## Written problem
Where the string "Number" occurs in the material below, report the whole line.

--- Begin Data supplied ---

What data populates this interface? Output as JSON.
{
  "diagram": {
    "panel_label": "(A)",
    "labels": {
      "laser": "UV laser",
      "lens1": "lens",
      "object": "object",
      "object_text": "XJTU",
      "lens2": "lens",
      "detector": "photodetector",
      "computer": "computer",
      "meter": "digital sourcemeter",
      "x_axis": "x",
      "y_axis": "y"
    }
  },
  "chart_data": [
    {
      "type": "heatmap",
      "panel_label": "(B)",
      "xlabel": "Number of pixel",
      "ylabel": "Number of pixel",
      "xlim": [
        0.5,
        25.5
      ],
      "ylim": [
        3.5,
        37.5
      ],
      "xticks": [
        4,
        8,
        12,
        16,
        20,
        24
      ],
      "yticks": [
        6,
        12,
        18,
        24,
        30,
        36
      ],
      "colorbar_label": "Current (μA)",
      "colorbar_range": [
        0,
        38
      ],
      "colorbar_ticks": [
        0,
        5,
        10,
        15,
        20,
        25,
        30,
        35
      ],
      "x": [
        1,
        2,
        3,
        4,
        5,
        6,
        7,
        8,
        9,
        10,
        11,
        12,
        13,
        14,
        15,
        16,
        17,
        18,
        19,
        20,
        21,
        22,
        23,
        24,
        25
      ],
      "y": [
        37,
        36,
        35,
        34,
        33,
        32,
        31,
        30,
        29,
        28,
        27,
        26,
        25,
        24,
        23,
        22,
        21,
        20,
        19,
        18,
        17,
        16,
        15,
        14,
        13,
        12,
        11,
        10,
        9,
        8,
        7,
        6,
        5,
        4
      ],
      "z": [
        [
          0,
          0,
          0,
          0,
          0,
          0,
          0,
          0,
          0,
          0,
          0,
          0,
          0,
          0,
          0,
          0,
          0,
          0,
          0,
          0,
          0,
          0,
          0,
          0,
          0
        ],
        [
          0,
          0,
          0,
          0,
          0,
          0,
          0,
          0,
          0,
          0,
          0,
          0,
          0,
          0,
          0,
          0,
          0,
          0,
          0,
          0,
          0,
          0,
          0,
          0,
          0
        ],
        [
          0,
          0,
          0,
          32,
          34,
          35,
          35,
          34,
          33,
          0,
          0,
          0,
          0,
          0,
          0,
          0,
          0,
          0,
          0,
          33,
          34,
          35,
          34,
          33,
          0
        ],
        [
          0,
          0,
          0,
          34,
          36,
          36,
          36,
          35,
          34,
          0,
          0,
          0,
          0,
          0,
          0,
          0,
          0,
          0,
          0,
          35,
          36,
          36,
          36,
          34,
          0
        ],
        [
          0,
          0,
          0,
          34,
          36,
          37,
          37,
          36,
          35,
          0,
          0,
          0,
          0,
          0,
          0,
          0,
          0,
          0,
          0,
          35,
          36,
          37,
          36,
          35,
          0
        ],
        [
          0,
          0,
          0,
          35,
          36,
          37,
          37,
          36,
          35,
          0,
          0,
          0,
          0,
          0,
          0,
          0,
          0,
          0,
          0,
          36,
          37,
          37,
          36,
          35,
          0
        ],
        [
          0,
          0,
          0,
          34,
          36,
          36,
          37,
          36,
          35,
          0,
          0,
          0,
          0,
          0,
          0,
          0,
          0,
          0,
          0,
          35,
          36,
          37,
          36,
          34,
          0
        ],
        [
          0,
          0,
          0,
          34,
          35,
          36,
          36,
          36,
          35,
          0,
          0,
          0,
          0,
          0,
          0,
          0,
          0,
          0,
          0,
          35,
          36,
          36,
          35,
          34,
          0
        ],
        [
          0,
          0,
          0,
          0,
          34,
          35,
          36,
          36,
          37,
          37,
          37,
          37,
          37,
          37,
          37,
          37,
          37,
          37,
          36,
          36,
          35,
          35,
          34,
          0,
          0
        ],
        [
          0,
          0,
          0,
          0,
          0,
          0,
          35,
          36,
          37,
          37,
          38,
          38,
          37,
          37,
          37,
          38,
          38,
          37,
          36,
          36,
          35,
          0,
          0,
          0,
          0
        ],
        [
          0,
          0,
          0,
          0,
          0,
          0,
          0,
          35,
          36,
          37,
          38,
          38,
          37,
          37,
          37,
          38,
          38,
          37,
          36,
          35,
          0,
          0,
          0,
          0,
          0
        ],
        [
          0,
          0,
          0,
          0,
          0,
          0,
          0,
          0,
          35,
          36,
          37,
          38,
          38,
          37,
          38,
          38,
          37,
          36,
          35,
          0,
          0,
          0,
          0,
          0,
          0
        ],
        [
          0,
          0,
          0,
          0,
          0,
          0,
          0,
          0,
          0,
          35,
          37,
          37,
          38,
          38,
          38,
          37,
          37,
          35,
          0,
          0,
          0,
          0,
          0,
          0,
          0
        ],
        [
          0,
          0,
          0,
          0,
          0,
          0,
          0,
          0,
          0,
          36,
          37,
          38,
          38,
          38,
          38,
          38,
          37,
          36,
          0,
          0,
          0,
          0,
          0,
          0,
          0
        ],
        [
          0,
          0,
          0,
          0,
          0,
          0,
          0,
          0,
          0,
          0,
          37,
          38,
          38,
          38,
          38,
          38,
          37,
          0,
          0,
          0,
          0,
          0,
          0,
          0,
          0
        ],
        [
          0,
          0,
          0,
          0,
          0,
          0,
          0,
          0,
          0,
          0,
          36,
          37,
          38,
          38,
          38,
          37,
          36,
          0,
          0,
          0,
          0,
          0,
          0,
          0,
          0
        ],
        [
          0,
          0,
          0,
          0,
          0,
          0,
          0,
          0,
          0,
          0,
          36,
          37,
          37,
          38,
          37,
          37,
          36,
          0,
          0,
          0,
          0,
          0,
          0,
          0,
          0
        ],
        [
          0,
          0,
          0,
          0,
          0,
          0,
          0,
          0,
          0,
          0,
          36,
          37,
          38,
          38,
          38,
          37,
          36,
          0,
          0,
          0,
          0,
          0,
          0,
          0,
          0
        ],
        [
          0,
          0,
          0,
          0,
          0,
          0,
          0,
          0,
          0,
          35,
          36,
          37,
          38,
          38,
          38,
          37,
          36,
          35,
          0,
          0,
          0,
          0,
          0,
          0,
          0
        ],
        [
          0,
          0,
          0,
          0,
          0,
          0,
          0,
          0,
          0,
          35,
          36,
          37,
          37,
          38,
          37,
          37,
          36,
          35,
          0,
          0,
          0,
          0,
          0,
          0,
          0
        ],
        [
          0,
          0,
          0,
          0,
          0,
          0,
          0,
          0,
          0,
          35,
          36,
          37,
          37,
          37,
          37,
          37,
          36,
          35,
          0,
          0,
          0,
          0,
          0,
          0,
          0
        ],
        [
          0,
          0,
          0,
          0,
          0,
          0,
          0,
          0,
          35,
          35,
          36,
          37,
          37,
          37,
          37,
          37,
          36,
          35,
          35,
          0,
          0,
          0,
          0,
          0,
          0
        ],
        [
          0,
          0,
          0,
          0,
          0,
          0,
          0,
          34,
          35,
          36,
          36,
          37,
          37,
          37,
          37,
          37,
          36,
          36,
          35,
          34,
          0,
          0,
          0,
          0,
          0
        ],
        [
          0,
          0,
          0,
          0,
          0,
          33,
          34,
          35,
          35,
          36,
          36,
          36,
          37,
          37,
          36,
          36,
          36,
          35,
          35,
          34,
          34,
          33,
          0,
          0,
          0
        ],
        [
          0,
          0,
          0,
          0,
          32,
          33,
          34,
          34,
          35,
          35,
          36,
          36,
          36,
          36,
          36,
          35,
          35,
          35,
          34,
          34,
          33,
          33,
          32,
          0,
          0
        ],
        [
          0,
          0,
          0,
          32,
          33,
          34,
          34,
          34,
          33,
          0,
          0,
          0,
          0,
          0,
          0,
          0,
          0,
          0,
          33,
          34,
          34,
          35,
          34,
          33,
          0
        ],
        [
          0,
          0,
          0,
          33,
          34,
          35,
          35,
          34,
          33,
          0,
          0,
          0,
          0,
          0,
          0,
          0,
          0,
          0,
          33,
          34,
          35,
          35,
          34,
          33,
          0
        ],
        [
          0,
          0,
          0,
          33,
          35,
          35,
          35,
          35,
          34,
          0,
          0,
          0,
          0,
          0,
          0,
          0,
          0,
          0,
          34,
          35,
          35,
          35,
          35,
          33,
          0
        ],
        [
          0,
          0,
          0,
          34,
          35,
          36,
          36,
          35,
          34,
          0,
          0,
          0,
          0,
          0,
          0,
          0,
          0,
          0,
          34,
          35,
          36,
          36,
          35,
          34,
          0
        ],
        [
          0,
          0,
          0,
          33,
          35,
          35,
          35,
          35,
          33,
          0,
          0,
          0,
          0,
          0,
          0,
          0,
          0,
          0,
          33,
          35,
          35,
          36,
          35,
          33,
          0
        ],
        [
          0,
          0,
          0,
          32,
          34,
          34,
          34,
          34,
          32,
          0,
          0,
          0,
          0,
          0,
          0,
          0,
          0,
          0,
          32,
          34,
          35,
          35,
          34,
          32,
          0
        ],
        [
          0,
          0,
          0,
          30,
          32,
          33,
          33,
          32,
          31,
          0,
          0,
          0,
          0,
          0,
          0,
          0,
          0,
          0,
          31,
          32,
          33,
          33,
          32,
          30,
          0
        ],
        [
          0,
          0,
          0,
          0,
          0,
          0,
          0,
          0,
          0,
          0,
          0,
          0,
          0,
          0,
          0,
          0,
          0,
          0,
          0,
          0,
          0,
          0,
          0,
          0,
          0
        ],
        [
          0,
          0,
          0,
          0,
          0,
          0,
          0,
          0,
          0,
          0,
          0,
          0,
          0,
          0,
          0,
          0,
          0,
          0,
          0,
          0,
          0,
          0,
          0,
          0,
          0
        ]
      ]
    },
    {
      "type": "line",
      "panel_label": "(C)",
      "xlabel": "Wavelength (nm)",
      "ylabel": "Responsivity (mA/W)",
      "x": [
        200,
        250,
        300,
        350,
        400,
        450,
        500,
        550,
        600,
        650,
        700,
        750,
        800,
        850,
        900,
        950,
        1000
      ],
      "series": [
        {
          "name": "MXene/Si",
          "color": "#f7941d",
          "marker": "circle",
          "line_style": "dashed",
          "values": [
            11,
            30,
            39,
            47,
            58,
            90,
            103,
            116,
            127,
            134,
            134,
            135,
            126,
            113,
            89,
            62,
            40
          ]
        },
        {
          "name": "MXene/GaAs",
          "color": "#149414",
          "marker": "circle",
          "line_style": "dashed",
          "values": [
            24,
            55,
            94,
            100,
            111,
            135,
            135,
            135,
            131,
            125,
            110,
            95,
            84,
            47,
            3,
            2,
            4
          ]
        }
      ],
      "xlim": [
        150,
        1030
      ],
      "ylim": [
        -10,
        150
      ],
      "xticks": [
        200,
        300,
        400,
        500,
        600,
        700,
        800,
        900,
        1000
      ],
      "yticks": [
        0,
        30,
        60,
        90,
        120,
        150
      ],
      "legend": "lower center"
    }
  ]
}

--- End Data supplied ---
--- Begin Data supplied ---

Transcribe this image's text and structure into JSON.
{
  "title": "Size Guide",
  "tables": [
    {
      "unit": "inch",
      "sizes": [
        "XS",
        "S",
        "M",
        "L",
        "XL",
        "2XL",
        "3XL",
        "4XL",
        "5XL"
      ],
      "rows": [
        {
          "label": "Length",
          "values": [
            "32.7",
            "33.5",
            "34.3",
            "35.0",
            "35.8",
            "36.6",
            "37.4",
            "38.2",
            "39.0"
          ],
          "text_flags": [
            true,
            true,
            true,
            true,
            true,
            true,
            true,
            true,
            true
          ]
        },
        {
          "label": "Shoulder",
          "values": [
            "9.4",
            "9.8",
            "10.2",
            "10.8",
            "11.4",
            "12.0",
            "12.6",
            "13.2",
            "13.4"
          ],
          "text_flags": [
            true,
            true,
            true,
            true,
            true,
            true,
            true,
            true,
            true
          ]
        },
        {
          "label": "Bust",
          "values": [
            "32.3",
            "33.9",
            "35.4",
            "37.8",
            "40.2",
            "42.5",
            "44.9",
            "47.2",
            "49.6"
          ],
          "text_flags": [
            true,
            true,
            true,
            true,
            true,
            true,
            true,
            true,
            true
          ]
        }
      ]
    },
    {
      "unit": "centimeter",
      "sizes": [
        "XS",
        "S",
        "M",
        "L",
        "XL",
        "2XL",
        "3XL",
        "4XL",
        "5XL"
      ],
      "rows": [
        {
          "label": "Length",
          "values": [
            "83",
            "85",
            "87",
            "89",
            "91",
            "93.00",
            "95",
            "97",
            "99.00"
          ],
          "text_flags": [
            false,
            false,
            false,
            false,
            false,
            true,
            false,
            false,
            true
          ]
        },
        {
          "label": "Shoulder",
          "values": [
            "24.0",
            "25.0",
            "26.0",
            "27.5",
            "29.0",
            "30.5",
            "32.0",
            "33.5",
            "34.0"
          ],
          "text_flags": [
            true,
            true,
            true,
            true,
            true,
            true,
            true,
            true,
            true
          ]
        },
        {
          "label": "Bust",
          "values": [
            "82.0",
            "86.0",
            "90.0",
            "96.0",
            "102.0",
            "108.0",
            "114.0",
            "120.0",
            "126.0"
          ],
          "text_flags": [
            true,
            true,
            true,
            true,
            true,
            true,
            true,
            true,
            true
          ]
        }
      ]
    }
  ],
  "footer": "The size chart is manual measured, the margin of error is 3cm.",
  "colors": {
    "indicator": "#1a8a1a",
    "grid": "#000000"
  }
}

--- End Data supplied ---

## Task answer
      "xlabel": "Number of pixel",
      "ylabel": "Number of pixel",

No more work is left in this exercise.